## What you have to do:
Lay out every line of the records below as a numbered list, omitting any blank lines.

## Stored data entries:
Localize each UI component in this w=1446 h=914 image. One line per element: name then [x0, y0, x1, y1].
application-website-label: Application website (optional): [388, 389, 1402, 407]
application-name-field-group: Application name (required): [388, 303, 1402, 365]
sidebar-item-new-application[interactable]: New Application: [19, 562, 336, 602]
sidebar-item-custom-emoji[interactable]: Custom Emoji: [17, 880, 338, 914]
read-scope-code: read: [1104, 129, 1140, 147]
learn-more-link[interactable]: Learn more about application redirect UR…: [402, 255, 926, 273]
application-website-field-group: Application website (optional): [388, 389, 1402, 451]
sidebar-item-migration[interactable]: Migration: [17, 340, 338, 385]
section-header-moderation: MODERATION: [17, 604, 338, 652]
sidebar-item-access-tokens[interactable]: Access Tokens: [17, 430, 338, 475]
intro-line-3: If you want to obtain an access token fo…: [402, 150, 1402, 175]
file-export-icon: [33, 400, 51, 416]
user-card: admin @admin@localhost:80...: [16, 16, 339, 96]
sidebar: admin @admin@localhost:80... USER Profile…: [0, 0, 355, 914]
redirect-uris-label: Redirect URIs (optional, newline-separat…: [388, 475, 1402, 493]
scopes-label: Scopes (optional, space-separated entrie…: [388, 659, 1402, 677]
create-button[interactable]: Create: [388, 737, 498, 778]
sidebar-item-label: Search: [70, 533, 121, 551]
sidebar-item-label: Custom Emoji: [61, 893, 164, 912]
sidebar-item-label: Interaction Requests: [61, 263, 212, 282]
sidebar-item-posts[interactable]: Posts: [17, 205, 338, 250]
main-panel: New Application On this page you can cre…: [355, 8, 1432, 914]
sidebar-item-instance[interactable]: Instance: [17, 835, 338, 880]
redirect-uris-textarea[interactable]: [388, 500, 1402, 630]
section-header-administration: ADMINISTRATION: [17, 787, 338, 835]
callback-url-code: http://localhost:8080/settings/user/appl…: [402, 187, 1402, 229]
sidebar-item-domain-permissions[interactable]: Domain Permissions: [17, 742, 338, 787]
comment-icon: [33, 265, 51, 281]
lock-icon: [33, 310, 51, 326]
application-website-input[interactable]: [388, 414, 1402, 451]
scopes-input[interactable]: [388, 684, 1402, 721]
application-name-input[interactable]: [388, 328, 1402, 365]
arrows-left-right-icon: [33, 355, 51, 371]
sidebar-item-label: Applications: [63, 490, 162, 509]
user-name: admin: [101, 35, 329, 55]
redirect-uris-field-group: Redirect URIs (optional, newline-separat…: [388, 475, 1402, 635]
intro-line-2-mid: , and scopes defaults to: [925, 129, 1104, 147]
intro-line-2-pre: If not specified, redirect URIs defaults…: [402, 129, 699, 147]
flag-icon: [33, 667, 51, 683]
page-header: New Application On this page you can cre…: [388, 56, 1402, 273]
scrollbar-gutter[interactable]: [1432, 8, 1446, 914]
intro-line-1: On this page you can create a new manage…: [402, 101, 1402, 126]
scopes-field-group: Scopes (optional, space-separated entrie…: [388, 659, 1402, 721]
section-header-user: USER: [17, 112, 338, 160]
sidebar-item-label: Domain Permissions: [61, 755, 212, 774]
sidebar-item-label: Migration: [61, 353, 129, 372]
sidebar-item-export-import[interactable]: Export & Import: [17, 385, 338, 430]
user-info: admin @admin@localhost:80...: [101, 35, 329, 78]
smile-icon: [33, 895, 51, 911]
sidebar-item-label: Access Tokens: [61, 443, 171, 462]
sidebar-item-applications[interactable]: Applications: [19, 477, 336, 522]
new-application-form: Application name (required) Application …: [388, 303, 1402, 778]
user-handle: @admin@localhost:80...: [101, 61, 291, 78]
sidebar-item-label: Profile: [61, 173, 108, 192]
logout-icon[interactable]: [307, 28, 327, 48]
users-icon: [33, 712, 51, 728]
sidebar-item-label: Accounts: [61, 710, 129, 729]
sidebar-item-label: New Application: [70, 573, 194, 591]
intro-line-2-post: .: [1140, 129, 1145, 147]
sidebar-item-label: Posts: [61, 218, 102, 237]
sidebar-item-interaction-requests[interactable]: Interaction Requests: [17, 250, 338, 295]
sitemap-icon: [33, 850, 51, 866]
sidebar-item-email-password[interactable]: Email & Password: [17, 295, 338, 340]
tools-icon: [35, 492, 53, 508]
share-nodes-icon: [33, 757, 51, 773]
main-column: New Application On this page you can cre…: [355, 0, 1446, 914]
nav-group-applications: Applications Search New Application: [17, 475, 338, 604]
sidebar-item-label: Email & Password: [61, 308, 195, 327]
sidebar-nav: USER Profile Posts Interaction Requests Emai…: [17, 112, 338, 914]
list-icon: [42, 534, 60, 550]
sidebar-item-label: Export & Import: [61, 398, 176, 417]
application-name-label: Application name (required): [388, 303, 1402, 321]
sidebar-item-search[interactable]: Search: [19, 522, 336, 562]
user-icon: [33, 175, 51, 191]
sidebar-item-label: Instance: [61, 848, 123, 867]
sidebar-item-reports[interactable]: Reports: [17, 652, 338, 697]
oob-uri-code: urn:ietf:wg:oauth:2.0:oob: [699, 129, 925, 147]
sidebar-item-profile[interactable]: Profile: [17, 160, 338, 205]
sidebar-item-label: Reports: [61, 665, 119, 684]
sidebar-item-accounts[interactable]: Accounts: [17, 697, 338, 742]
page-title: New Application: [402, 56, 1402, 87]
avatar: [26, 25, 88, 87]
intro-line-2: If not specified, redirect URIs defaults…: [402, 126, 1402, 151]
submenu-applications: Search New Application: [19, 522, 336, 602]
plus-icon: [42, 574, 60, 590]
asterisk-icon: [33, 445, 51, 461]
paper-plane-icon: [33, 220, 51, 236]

## Complete output:
1. Localize each UI component in this w=1446 h=914 image. One line per element: name then [x0, y0, x1, y1].
2. application-website-label: Application website (optional): [388, 389, 1402, 407]
3. application-name-field-group: Application name (required): [388, 303, 1402, 365]
4. sidebar-item-new-application[interactable]: New Application: [19, 562, 336, 602]
5. sidebar-item-custom-emoji[interactable]: Custom Emoji: [17, 880, 338, 914]
6. read-scope-code: read: [1104, 129, 1140, 147]
7. learn-more-link[interactable]: Learn more about application redirect UR…: [402, 255, 926, 273]
8. application-website-field-group: Application website (optional): [388, 389, 1402, 451]
9. sidebar-item-migration[interactable]: Migration: [17, 340, 338, 385]
10. section-header-moderation: MODERATION: [17, 604, 338, 652]
11. sidebar-item-access-tokens[interactable]: Access Tokens: [17, 430, 338, 475]
12. intro-line-3: If you want to obtain an access token fo…: [402, 150, 1402, 175]
13. file-export-icon: [33, 400, 51, 416]
14. user-card: admin @admin@localhost:80...: [16, 16, 339, 96]
15. sidebar: admin @admin@localhost:80... USER Profile…: [0, 0, 355, 914]
16. redirect-uris-label: Redirect URIs (optional, newline-separat…: [388, 475, 1402, 493]
17. scopes-label: Scopes (optional, space-separated entrie…: [388, 659, 1402, 677]
18. create-button[interactable]: Create: [388, 737, 498, 778]
19. sidebar-item-label: Search: [70, 533, 121, 551]
20. sidebar-item-label: Custom Emoji: [61, 893, 164, 912]
21. sidebar-item-label: Interaction Requests: [61, 263, 212, 282]
22. sidebar-item-posts[interactable]: Posts: [17, 205, 338, 250]
23. main-panel: New Application On this page you can cre…: [355, 8, 1432, 914]
24. sidebar-item-instance[interactable]: Instance: [17, 835, 338, 880]
25. redirect-uris-textarea[interactable]: [388, 500, 1402, 630]
26. section-header-administration: ADMINISTRATION: [17, 787, 338, 835]
27. callback-url-code: http://localhost:8080/settings/user/appl…: [402, 187, 1402, 229]
28. sidebar-item-domain-permissions[interactable]: Domain Permissions: [17, 742, 338, 787]
29. comment-icon: [33, 265, 51, 281]
30. lock-icon: [33, 310, 51, 326]
31. application-website-input[interactable]: [388, 414, 1402, 451]
32. scopes-input[interactable]: [388, 684, 1402, 721]
33. application-name-input[interactable]: [388, 328, 1402, 365]
34. arrows-left-right-icon: [33, 355, 51, 371]
35. sidebar-item-label: Applications: [63, 490, 162, 509]
36. user-name: admin: [101, 35, 329, 55]
37. redirect-uris-field-group: Redirect URIs (optional, newline-separat…: [388, 475, 1402, 635]
38. intro-line-2-mid: , and scopes defaults to: [925, 129, 1104, 147]
39. intro-line-2-pre: If not specified, redirect URIs defaults…: [402, 129, 699, 147]
40. flag-icon: [33, 667, 51, 683]
41. page-header: New Application On this page you can cre…: [388, 56, 1402, 273]
42. scrollbar-gutter[interactable]: [1432, 8, 1446, 914]
43. intro-line-1: On this page you can create a new manage…: [402, 101, 1402, 126]
44. scopes-field-group: Scopes (optional, space-separated entrie…: [388, 659, 1402, 721]
45. section-header-user: USER: [17, 112, 338, 160]
46. sidebar-item-label: Domain Permissions: [61, 755, 212, 774]
47. sidebar-item-label: Migration: [61, 353, 129, 372]
48. sidebar-item-export-import[interactable]: Export & Import: [17, 385, 338, 430]
49. user-info: admin @admin@localhost:80...: [101, 35, 329, 78]
50. smile-icon: [33, 895, 51, 911]
51. sidebar-item-label: Access Tokens: [61, 443, 171, 462]
52. sidebar-item-applications[interactable]: Applications: [19, 477, 336, 522]
53. new-application-form: Application name (required) Application …: [388, 303, 1402, 778]
54. user-handle: @admin@localhost:80...: [101, 61, 291, 78]
55. sidebar-item-label: Profile: [61, 173, 108, 192]
56. logout-icon[interactable]: [307, 28, 327, 48]
57. users-icon: [33, 712, 51, 728]
58. sidebar-item-label: Accounts: [61, 710, 129, 729]
59. sidebar-item-label: New Application: [70, 573, 194, 591]
60. intro-line-2-post: .: [1140, 129, 1145, 147]
61. sidebar-item-label: Posts: [61, 218, 102, 237]
62. sidebar-item-interaction-requests[interactable]: Interaction Requests: [17, 250, 338, 295]
63. sitemap-icon: [33, 850, 51, 866]
64. sidebar-item-email-password[interactable]: Email & Password: [17, 295, 338, 340]
65. tools-icon: [35, 492, 53, 508]
66. share-nodes-icon: [33, 757, 51, 773]
67. main-column: New Application On this page you can cre…: [355, 0, 1446, 914]
68. nav-group-applications: Applications Search New Application: [17, 475, 338, 604]
69. sidebar-item-label: Email & Password: [61, 308, 195, 327]
70. sidebar-nav: USER Profile Posts Interaction Requests Emai…: [17, 112, 338, 914]
71. list-icon: [42, 534, 60, 550]
72. sidebar-item-label: Export & Import: [61, 398, 176, 417]
73. application-name-label: Application name (required): [388, 303, 1402, 321]
74. sidebar-item-search[interactable]: Search: [19, 522, 336, 562]
75. user-icon: [33, 175, 51, 191]
76. sidebar-item-label: Instance: [61, 848, 123, 867]
77. sidebar-item-reports[interactable]: Reports: [17, 652, 338, 697]
78. oob-uri-code: urn:ietf:wg:oauth:2.0:oob: [699, 129, 925, 147]
79. sidebar-item-profile[interactable]: Profile: [17, 160, 338, 205]
80. sidebar-item-label: Reports: [61, 665, 119, 684]
81. sidebar-item-accounts[interactable]: Accounts: [17, 697, 338, 742]
82. page-title: New Application: [402, 56, 1402, 87]
83. avatar: [26, 25, 88, 87]
84. intro-line-2: If not specified, redirect URIs defaults…: [402, 126, 1402, 151]
85. submenu-applications: Search New Application: [19, 522, 336, 602]
86. plus-icon: [42, 574, 60, 590]
87. asterisk-icon: [33, 445, 51, 461]
88. paper-plane-icon: [33, 220, 51, 236]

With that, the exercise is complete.